→ EXERCISE DIRECTIONS
Images are excluded; otherwise, output every record exactly.

*-*-*

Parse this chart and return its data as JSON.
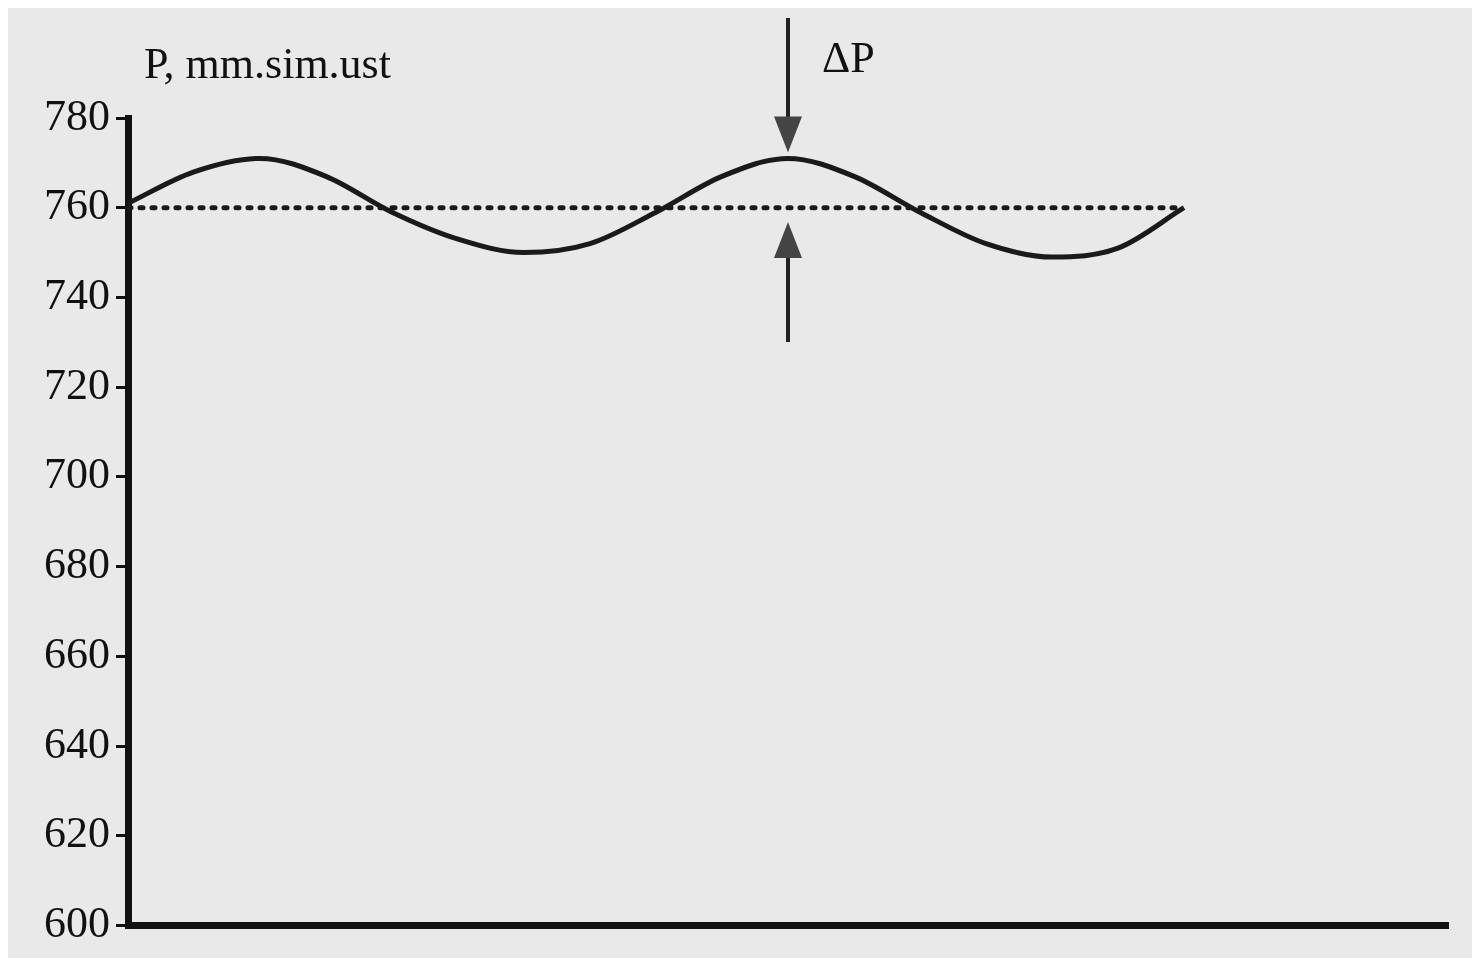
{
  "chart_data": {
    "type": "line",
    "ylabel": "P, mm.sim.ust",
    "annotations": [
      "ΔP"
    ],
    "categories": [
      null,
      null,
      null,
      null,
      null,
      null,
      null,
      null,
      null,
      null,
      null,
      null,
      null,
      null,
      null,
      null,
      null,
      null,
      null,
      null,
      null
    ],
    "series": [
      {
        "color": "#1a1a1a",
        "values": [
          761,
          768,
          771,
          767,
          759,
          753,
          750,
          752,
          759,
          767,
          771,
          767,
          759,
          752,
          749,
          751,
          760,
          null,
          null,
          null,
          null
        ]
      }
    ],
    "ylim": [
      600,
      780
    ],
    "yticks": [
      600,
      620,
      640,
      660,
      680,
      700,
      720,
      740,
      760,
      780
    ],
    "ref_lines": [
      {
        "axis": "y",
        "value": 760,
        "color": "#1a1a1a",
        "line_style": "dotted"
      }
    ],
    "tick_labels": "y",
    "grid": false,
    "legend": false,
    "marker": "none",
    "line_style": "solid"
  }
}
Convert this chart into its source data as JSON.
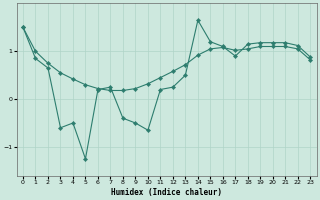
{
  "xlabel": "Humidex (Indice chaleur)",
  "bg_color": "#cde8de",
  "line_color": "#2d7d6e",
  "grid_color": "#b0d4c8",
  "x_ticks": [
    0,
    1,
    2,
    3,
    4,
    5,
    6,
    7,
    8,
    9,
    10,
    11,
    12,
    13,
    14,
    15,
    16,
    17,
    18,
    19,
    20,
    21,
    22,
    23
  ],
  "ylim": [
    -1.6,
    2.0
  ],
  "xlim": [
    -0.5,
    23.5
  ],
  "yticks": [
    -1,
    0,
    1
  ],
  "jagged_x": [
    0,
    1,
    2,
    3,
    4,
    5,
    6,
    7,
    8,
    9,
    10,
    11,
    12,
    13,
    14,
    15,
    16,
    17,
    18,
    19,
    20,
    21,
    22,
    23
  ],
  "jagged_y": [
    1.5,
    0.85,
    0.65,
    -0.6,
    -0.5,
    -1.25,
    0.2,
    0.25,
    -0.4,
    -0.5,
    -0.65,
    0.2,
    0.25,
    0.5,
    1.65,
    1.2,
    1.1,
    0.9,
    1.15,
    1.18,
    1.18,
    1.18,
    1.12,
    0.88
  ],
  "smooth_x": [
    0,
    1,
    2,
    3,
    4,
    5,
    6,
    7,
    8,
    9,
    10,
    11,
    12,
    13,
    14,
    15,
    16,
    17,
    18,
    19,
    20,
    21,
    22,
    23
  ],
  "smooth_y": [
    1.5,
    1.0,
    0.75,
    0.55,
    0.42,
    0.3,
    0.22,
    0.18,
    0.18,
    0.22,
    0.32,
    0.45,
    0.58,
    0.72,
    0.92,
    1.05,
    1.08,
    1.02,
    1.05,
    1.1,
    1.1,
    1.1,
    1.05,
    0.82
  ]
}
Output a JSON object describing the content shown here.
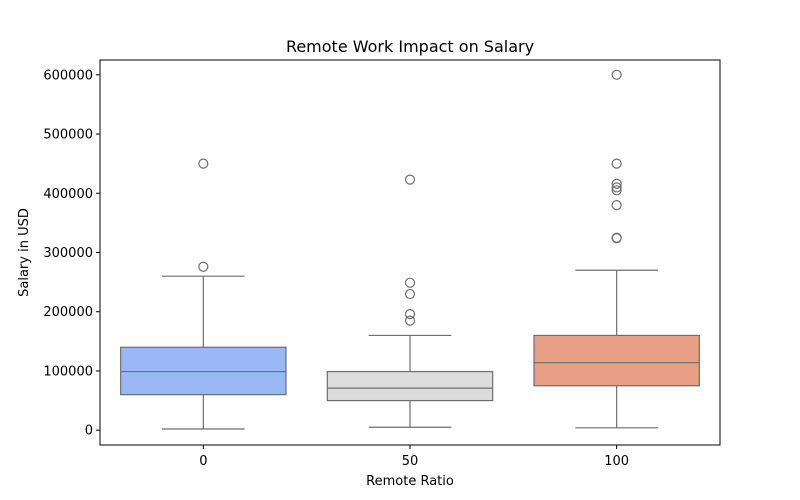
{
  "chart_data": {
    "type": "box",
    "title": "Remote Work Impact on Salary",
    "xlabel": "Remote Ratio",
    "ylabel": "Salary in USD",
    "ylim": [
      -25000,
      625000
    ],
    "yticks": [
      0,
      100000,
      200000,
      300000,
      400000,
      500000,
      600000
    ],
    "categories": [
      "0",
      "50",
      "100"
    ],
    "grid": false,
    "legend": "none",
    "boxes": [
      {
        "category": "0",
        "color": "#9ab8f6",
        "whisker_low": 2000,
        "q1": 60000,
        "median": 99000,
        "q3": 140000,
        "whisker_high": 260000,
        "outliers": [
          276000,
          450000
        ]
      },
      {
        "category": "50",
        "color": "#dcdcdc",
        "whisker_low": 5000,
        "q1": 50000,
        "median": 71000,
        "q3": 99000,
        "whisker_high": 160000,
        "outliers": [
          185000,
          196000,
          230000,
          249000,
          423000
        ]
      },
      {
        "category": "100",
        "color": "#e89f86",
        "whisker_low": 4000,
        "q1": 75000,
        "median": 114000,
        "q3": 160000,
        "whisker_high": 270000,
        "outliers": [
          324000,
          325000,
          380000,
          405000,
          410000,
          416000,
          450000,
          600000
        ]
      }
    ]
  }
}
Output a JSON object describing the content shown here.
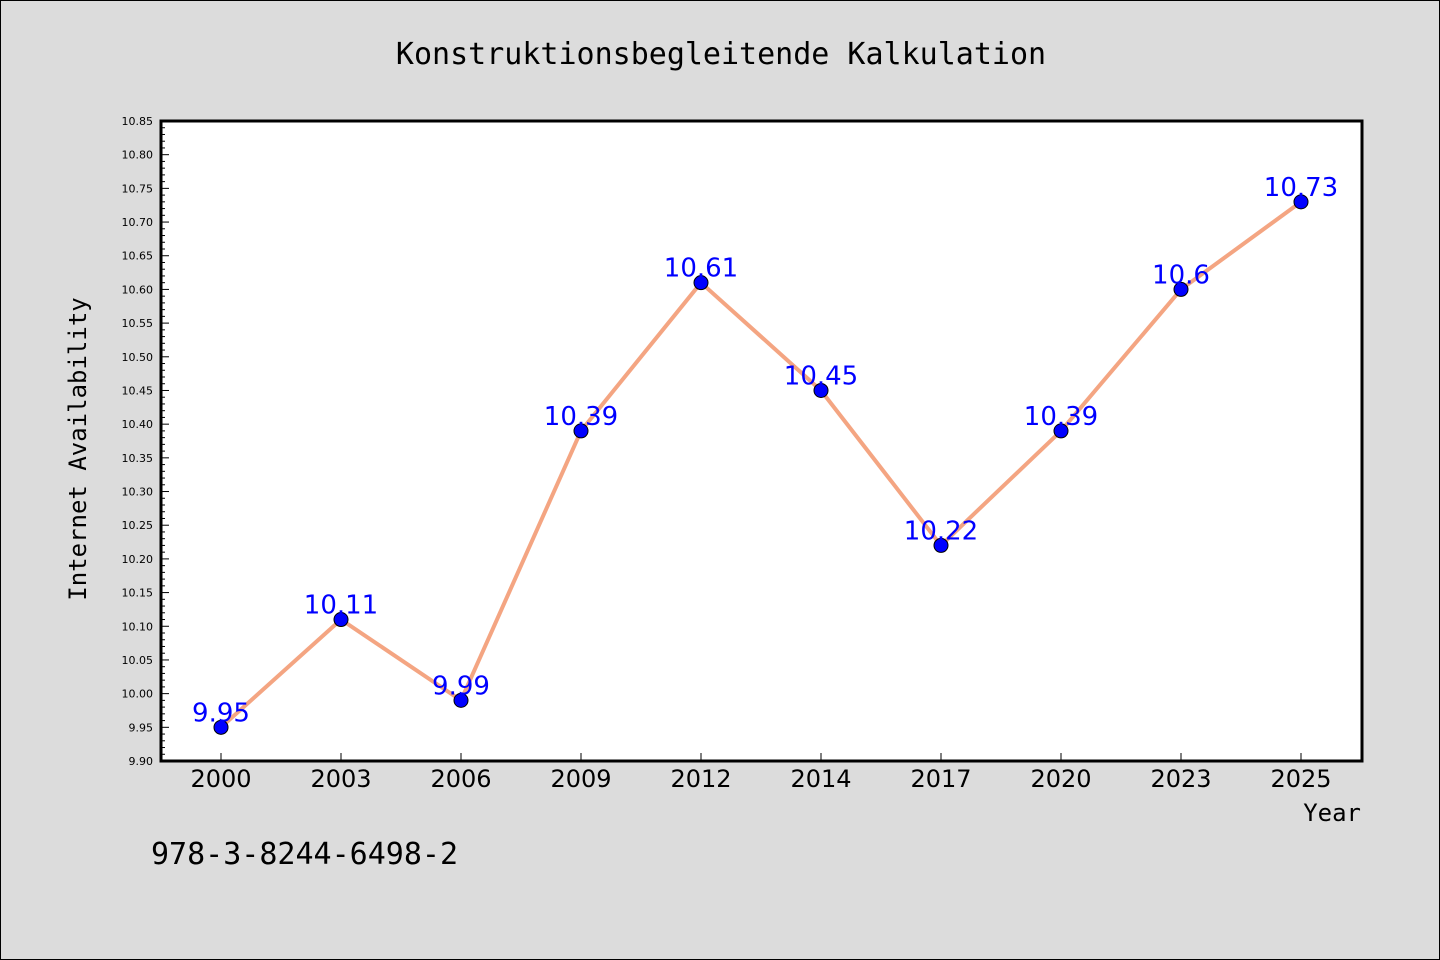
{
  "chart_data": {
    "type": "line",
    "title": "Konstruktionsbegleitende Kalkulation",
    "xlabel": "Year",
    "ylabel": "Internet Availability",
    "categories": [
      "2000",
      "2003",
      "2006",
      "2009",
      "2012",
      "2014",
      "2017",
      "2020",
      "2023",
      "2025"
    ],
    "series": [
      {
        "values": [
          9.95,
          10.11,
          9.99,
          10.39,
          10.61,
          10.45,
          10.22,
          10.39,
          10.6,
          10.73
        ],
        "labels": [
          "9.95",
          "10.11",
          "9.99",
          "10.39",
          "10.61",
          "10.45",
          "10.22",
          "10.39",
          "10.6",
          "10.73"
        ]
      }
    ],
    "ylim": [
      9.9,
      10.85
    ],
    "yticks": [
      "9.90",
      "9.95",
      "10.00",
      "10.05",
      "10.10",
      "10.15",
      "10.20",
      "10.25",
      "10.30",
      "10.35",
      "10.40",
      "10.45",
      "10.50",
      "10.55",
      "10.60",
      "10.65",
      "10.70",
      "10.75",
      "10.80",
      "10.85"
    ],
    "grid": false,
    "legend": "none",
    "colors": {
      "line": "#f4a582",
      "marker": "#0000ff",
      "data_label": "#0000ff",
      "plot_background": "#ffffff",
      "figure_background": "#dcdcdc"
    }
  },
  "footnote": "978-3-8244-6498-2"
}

*-*-*

→ RESULT OF THE EXERCISE
Parse this chart and return its data as JSON.
{
  "chart_data": {
    "type": "line",
    "ylabel": "P, mm.sim.ust",
    "annotations": [
      "ΔP"
    ],
    "categories": [
      null,
      null,
      null,
      null,
      null,
      null,
      null,
      null,
      null,
      null,
      null,
      null,
      null,
      null,
      null,
      null,
      null,
      null,
      null,
      null,
      null
    ],
    "series": [
      {
        "color": "#1a1a1a",
        "values": [
          761,
          768,
          771,
          767,
          759,
          753,
          750,
          752,
          759,
          767,
          771,
          767,
          759,
          752,
          749,
          751,
          760,
          null,
          null,
          null,
          null
        ]
      }
    ],
    "ylim": [
      600,
      780
    ],
    "yticks": [
      600,
      620,
      640,
      660,
      680,
      700,
      720,
      740,
      760,
      780
    ],
    "ref_lines": [
      {
        "axis": "y",
        "value": 760,
        "color": "#1a1a1a",
        "line_style": "dotted"
      }
    ],
    "tick_labels": "y",
    "grid": false,
    "legend": false,
    "marker": "none",
    "line_style": "solid"
  }
}
Convert this chart into its source data as JSON.
{
  "xlabel": "Humidex (Indice chaleur)",
  "bg_color": "#cde8de",
  "line_color": "#2d7d6e",
  "grid_color": "#b0d4c8",
  "x_ticks": [
    0,
    1,
    2,
    3,
    4,
    5,
    6,
    7,
    8,
    9,
    10,
    11,
    12,
    13,
    14,
    15,
    16,
    17,
    18,
    19,
    20,
    21,
    22,
    23
  ],
  "ylim": [
    -1.6,
    2.0
  ],
  "xlim": [
    -0.5,
    23.5
  ],
  "yticks": [
    -1,
    0,
    1
  ],
  "jagged_x": [
    0,
    1,
    2,
    3,
    4,
    5,
    6,
    7,
    8,
    9,
    10,
    11,
    12,
    13,
    14,
    15,
    16,
    17,
    18,
    19,
    20,
    21,
    22,
    23
  ],
  "jagged_y": [
    1.5,
    0.85,
    0.65,
    -0.6,
    -0.5,
    -1.25,
    0.2,
    0.25,
    -0.4,
    -0.5,
    -0.65,
    0.2,
    0.25,
    0.5,
    1.65,
    1.2,
    1.1,
    0.9,
    1.15,
    1.18,
    1.18,
    1.18,
    1.12,
    0.88
  ],
  "smooth_x": [
    0,
    1,
    2,
    3,
    4,
    5,
    6,
    7,
    8,
    9,
    10,
    11,
    12,
    13,
    14,
    15,
    16,
    17,
    18,
    19,
    20,
    21,
    22,
    23
  ],
  "smooth_y": [
    1.5,
    1.0,
    0.75,
    0.55,
    0.42,
    0.3,
    0.22,
    0.18,
    0.18,
    0.22,
    0.32,
    0.45,
    0.58,
    0.72,
    0.92,
    1.05,
    1.08,
    1.02,
    1.05,
    1.1,
    1.1,
    1.1,
    1.05,
    0.82
  ]
}
Output a JSON object describing the content shown here.
{
  "chart_data": {
    "type": "box",
    "title": "Remote Work Impact on Salary",
    "xlabel": "Remote Ratio",
    "ylabel": "Salary in USD",
    "ylim": [
      -25000,
      625000
    ],
    "yticks": [
      0,
      100000,
      200000,
      300000,
      400000,
      500000,
      600000
    ],
    "categories": [
      "0",
      "50",
      "100"
    ],
    "grid": false,
    "legend": "none",
    "boxes": [
      {
        "category": "0",
        "color": "#9ab8f6",
        "whisker_low": 2000,
        "q1": 60000,
        "median": 99000,
        "q3": 140000,
        "whisker_high": 260000,
        "outliers": [
          276000,
          450000
        ]
      },
      {
        "category": "50",
        "color": "#dcdcdc",
        "whisker_low": 5000,
        "q1": 50000,
        "median": 71000,
        "q3": 99000,
        "whisker_high": 160000,
        "outliers": [
          185000,
          196000,
          230000,
          249000,
          423000
        ]
      },
      {
        "category": "100",
        "color": "#e89f86",
        "whisker_low": 4000,
        "q1": 75000,
        "median": 114000,
        "q3": 160000,
        "whisker_high": 270000,
        "outliers": [
          324000,
          325000,
          380000,
          405000,
          410000,
          416000,
          450000,
          600000
        ]
      }
    ]
  }
}
Output a JSON object describing the content shown here.
{
  "chart_data": {
    "type": "line",
    "title": "Konstruktionsbegleitende Kalkulation",
    "xlabel": "Year",
    "ylabel": "Internet Availability",
    "categories": [
      "2000",
      "2003",
      "2006",
      "2009",
      "2012",
      "2014",
      "2017",
      "2020",
      "2023",
      "2025"
    ],
    "series": [
      {
        "values": [
          9.95,
          10.11,
          9.99,
          10.39,
          10.61,
          10.45,
          10.22,
          10.39,
          10.6,
          10.73
        ],
        "labels": [
          "9.95",
          "10.11",
          "9.99",
          "10.39",
          "10.61",
          "10.45",
          "10.22",
          "10.39",
          "10.6",
          "10.73"
        ]
      }
    ],
    "ylim": [
      9.9,
      10.85
    ],
    "yticks": [
      "9.90",
      "9.95",
      "10.00",
      "10.05",
      "10.10",
      "10.15",
      "10.20",
      "10.25",
      "10.30",
      "10.35",
      "10.40",
      "10.45",
      "10.50",
      "10.55",
      "10.60",
      "10.65",
      "10.70",
      "10.75",
      "10.80",
      "10.85"
    ],
    "grid": false,
    "legend": "none",
    "colors": {
      "line": "#f4a582",
      "marker": "#0000ff",
      "data_label": "#0000ff",
      "plot_background": "#ffffff",
      "figure_background": "#dcdcdc"
    }
  },
  "footnote": "978-3-8244-6498-2"
}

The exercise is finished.